What you have to do: Say how many lines include the word "start". Reply with nothing but the number.

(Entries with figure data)
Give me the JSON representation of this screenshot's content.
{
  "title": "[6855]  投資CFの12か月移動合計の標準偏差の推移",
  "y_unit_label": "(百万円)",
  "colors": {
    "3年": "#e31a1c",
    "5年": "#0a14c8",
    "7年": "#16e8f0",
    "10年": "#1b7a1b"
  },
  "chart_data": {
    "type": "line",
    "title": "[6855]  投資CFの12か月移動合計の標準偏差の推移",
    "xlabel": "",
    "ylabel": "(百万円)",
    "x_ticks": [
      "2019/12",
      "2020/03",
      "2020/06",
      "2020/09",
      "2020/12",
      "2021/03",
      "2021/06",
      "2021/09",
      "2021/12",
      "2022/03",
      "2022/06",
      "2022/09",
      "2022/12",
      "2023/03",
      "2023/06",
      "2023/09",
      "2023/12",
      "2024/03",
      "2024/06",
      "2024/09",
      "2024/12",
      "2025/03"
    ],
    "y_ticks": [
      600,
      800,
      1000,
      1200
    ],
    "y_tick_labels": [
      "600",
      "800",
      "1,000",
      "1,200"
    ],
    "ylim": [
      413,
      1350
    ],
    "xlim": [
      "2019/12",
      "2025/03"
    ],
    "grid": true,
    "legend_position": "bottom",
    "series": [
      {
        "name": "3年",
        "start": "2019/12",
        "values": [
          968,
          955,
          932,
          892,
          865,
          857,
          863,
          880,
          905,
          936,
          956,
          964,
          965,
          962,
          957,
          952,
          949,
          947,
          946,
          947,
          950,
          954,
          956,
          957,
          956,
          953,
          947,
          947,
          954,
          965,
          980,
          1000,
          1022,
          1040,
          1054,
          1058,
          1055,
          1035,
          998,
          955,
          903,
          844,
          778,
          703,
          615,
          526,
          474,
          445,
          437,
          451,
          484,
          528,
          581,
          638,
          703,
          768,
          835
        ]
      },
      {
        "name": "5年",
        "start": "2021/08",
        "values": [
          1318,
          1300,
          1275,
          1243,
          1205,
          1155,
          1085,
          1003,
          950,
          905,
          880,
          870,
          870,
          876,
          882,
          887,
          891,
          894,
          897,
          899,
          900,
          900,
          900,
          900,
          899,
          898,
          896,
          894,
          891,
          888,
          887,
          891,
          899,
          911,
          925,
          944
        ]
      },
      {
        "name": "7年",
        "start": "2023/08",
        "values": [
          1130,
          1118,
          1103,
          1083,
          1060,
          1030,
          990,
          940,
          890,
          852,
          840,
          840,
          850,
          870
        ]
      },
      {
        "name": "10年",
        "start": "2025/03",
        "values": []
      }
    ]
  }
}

The response: 4